* _DIRECTIONS FOR THIS TASK_
Reproduce every record below exactly as written, but leave out any pictures.

* _EXERCISE MATERIAL_
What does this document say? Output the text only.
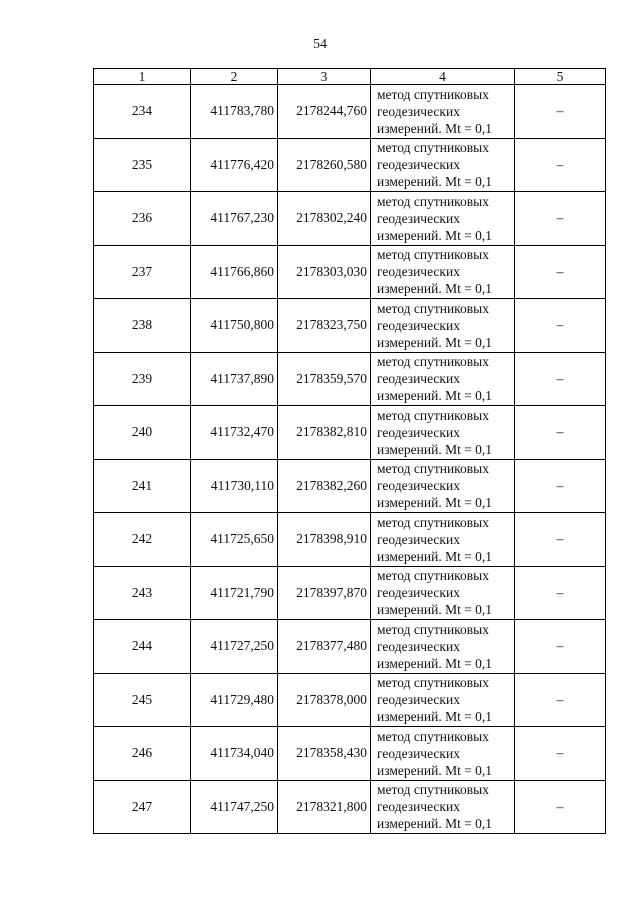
54
1	2	3	4	5
234	411783,780	2178244,760	метод спутниковых
геодезических
измерений. Mt = 0,1	–
235	411776,420	2178260,580	метод спутниковых
геодезических
измерений. Mt = 0,1	–
236	411767,230	2178302,240	метод спутниковых
геодезических
измерений. Mt = 0,1	–
237	411766,860	2178303,030	метод спутниковых
геодезических
измерений. Mt = 0,1	–
238	411750,800	2178323,750	метод спутниковых
геодезических
измерений. Mt = 0,1	–
239	411737,890	2178359,570	метод спутниковых
геодезических
измерений. Mt = 0,1	–
240	411732,470	2178382,810	метод спутниковых
геодезических
измерений. Mt = 0,1	–
241	411730,110	2178382,260	метод спутниковых
геодезических
измерений. Mt = 0,1	–
242	411725,650	2178398,910	метод спутниковых
геодезических
измерений. Mt = 0,1	–
243	411721,790	2178397,870	метод спутниковых
геодезических
измерений. Mt = 0,1	–
244	411727,250	2178377,480	метод спутниковых
геодезических
измерений. Mt = 0,1	–
245	411729,480	2178378,000	метод спутниковых
геодезических
измерений. Mt = 0,1	–
246	411734,040	2178358,430	метод спутниковых
геодезических
измерений. Mt = 0,1	–
247	411747,250	2178321,800	метод спутниковых
геодезических
измерений. Mt = 0,1	–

* _RESULT OF THE EXERCISE_
What does this document say? Output the text only.
54
1	2	3	4	5
234	411783,780	2178244,760	метод спутниковых
геодезических
измерений. Mt = 0,1	–
235	411776,420	2178260,580	метод спутниковых
геодезических
измерений. Mt = 0,1	–
236	411767,230	2178302,240	метод спутниковых
геодезических
измерений. Mt = 0,1	–
237	411766,860	2178303,030	метод спутниковых
геодезических
измерений. Mt = 0,1	–
238	411750,800	2178323,750	метод спутниковых
геодезических
измерений. Mt = 0,1	–
239	411737,890	2178359,570	метод спутниковых
геодезических
измерений. Mt = 0,1	–
240	411732,470	2178382,810	метод спутниковых
геодезических
измерений. Mt = 0,1	–
241	411730,110	2178382,260	метод спутниковых
геодезических
измерений. Mt = 0,1	–
242	411725,650	2178398,910	метод спутниковых
геодезических
измерений. Mt = 0,1	–
243	411721,790	2178397,870	метод спутниковых
геодезических
измерений. Mt = 0,1	–
244	411727,250	2178377,480	метод спутниковых
геодезических
измерений. Mt = 0,1	–
245	411729,480	2178378,000	метод спутниковых
геодезических
измерений. Mt = 0,1	–
246	411734,040	2178358,430	метод спутниковых
геодезических
измерений. Mt = 0,1	–
247	411747,250	2178321,800	метод спутниковых
геодезических
измерений. Mt = 0,1	–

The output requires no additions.